-- WHAT THIS TASK INVOLVES --
Go through the records and show each line where the word "blood" occurs.

-- Start of AVAILABLE DATA --

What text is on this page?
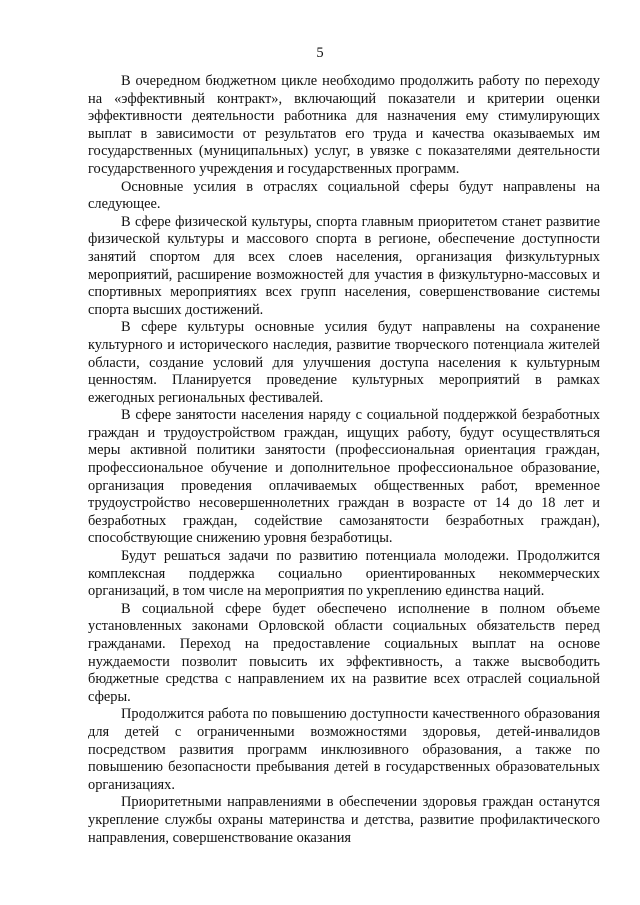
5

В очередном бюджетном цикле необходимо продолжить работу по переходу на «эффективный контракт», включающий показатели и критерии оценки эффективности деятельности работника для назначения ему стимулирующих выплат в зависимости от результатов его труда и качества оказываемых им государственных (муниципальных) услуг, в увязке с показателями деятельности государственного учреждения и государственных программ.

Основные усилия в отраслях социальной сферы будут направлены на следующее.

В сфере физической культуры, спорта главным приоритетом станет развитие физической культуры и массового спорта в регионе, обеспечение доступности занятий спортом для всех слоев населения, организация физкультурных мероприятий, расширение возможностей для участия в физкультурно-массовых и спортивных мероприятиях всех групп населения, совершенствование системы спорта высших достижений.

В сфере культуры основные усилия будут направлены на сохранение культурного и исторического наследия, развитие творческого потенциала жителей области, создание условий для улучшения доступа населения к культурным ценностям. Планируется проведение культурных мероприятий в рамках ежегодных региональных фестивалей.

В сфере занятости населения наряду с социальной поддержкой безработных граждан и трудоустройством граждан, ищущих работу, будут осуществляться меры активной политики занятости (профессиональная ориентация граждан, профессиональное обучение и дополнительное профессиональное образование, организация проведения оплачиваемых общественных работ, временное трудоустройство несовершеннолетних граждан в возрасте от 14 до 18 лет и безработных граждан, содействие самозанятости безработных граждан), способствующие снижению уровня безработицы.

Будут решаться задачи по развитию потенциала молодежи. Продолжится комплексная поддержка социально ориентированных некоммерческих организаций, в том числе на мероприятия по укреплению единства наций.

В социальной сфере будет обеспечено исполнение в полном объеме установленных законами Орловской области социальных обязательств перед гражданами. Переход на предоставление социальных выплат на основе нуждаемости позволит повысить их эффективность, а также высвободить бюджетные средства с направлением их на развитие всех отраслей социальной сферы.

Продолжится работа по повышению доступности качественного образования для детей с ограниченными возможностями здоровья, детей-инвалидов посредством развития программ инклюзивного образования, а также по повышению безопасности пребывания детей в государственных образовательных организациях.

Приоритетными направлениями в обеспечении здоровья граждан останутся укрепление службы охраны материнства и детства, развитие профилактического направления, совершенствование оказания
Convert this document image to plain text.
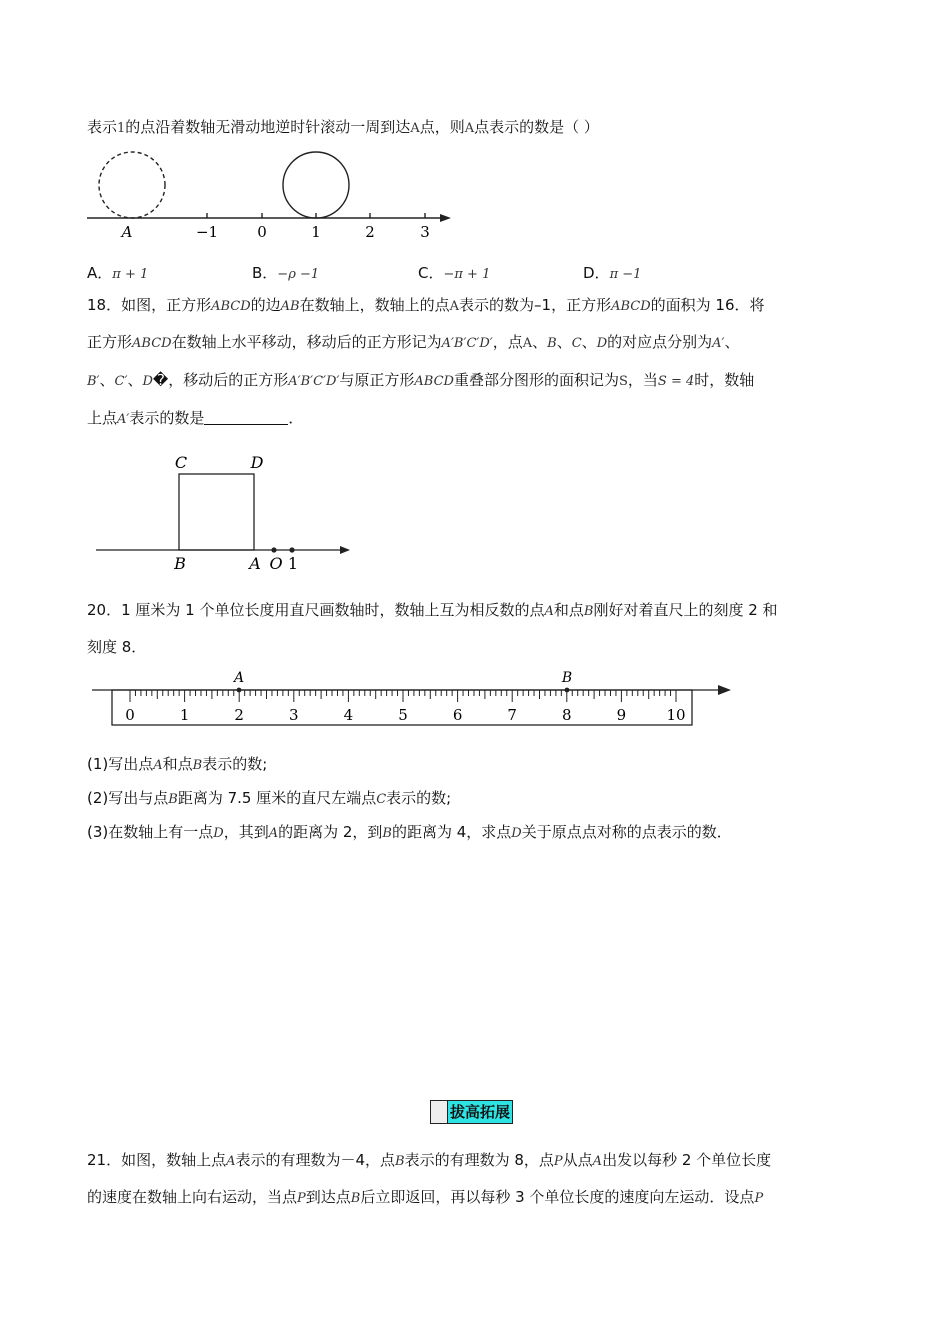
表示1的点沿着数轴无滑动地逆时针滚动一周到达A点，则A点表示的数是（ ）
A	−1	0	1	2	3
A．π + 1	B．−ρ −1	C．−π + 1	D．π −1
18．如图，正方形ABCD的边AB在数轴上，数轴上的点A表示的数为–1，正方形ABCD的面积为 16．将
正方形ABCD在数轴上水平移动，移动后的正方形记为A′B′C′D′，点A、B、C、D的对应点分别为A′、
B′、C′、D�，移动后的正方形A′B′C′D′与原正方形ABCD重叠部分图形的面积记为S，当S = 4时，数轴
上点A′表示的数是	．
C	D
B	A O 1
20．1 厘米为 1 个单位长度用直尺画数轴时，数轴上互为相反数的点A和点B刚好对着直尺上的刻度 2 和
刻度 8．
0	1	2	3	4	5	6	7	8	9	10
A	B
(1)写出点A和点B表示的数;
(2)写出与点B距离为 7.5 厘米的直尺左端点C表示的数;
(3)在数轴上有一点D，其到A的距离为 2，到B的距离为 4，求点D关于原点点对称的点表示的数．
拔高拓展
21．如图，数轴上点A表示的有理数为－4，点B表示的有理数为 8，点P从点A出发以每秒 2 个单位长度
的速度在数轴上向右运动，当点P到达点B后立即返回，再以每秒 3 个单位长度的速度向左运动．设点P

-- End of AVAILABLE DATA --
-- Start of AVAILABLE DATA --

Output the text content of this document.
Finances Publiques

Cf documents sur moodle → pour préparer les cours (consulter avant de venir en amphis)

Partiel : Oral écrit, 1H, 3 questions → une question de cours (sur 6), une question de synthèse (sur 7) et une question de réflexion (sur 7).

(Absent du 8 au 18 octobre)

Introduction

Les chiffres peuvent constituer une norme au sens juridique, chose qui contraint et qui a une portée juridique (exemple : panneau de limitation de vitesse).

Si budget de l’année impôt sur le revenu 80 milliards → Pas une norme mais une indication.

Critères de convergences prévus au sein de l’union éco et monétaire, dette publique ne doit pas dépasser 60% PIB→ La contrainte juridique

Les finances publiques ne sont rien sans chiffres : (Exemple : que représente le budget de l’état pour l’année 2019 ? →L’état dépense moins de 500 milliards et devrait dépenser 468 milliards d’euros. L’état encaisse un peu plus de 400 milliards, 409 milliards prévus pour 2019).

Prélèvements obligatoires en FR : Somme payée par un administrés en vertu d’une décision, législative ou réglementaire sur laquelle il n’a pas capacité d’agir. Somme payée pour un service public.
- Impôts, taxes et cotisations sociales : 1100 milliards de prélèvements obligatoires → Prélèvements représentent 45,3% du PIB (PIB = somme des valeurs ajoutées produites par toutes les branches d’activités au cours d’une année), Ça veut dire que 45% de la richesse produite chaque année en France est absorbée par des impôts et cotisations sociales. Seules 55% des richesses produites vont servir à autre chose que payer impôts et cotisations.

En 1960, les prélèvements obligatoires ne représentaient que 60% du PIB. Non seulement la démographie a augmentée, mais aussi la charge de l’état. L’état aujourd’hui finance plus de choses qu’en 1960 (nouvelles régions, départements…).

-- End of AVAILABLE DATA --
-- Start of AVAILABLE DATA --

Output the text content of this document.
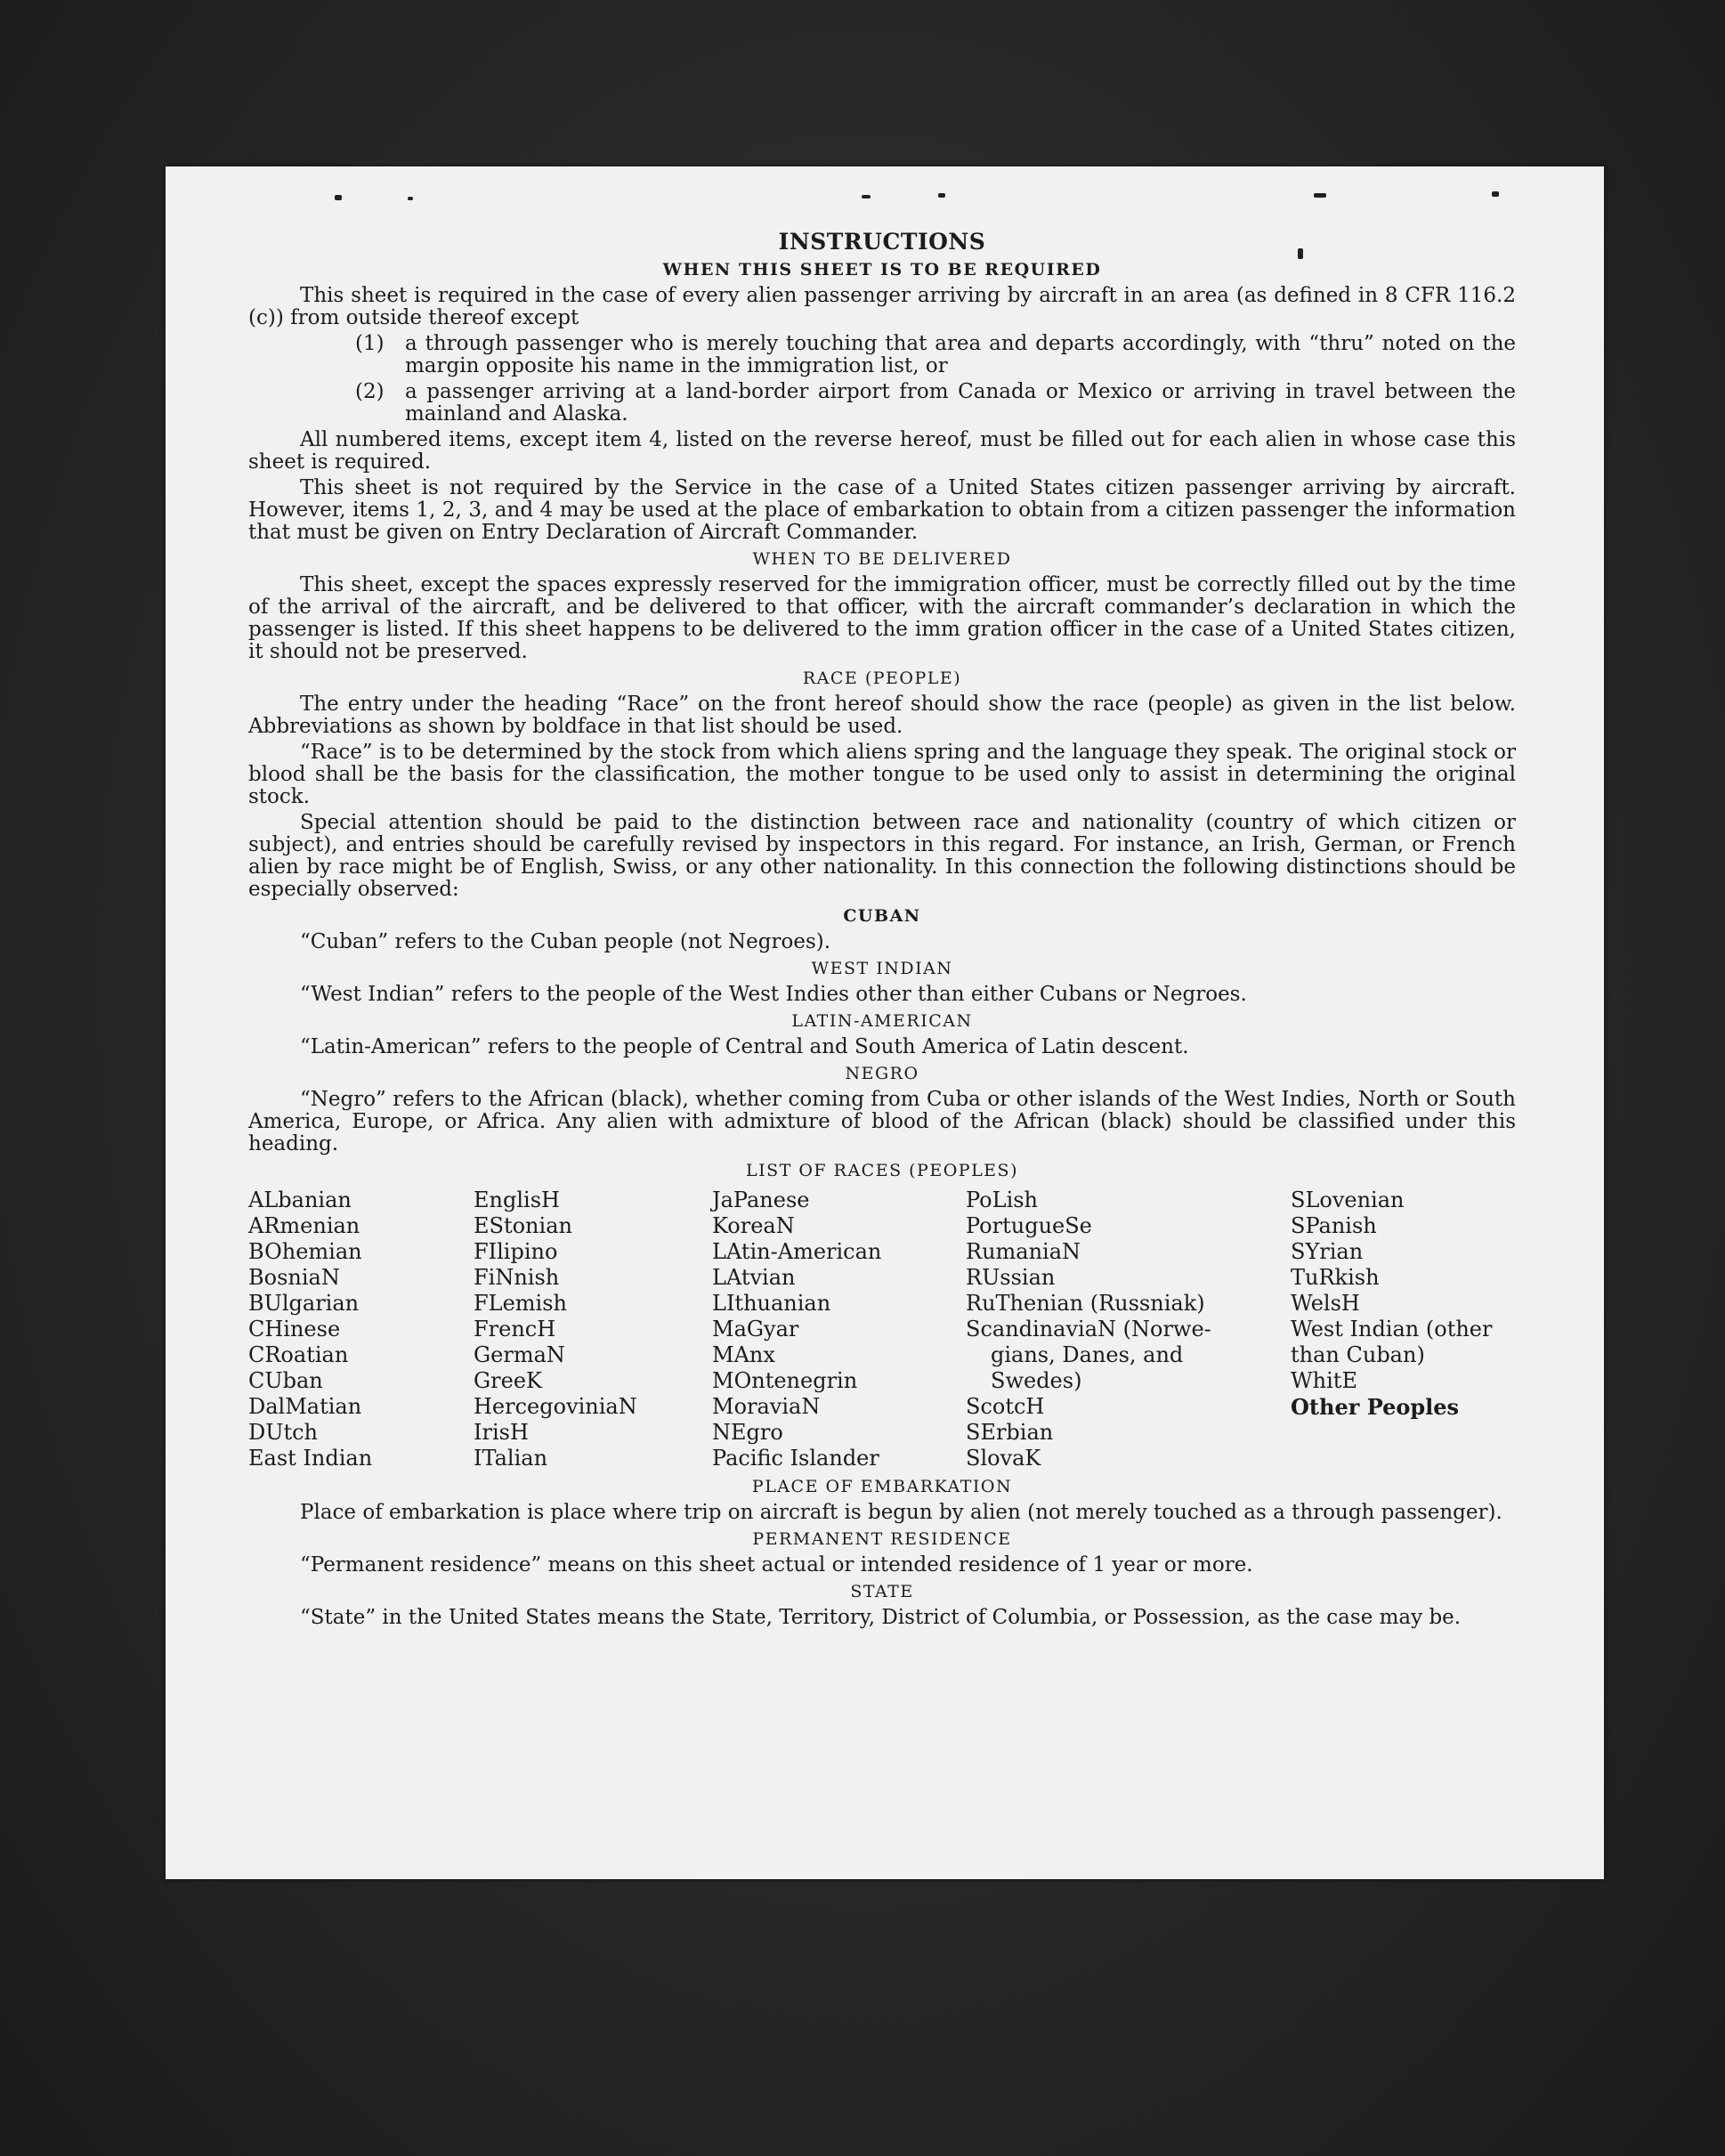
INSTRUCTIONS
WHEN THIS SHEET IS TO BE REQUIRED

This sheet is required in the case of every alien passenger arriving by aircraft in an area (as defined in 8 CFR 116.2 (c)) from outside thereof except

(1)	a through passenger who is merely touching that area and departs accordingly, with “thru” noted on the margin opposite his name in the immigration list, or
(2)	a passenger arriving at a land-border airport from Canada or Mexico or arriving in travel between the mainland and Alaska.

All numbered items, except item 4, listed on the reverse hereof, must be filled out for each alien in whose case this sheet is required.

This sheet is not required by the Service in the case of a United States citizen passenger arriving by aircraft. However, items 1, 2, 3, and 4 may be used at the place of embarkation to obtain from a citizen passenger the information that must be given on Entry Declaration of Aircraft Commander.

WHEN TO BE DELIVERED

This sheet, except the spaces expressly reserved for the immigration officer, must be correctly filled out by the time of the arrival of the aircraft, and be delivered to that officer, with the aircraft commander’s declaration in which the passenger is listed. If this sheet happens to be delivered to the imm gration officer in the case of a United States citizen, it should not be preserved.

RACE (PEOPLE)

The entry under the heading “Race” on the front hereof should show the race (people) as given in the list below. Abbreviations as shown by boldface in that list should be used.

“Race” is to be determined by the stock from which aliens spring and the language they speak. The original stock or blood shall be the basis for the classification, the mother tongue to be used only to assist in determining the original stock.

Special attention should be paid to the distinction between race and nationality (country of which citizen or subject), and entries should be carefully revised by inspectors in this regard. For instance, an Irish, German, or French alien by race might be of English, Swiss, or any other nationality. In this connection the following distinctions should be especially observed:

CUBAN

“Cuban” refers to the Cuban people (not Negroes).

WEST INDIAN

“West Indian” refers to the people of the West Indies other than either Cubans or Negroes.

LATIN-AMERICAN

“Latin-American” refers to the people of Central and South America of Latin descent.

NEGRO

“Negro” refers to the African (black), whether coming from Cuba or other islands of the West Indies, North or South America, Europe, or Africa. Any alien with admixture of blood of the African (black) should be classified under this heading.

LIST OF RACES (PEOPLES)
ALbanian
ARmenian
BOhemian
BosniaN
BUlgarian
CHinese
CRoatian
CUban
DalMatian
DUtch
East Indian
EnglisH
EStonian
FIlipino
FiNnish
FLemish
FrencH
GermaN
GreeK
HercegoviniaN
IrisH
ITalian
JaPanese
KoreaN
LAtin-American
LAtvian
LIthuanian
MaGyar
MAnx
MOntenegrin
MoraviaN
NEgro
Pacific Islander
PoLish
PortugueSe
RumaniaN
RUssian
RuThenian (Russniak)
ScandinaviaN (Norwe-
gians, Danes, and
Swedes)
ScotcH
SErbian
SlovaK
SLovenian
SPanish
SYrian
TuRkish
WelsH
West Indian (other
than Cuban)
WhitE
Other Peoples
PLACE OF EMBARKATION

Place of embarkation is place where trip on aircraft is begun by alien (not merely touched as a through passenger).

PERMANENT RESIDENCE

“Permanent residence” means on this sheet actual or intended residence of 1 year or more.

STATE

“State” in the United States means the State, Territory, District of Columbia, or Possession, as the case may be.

-- End of AVAILABLE DATA --

-- FULL SOLUTION --
“Race” is to be determined by the stock from which aliens spring and the language they speak. The original stock or blood shall be the basis for the classification, the mother tongue to be used only to assist in determining the original stock.
“Negro” refers to the African (black), whether coming from Cuba or other islands of the West Indies, North or South America, Europe, or Africa. Any alien with admixture of blood of the African (black) should be classified under this heading.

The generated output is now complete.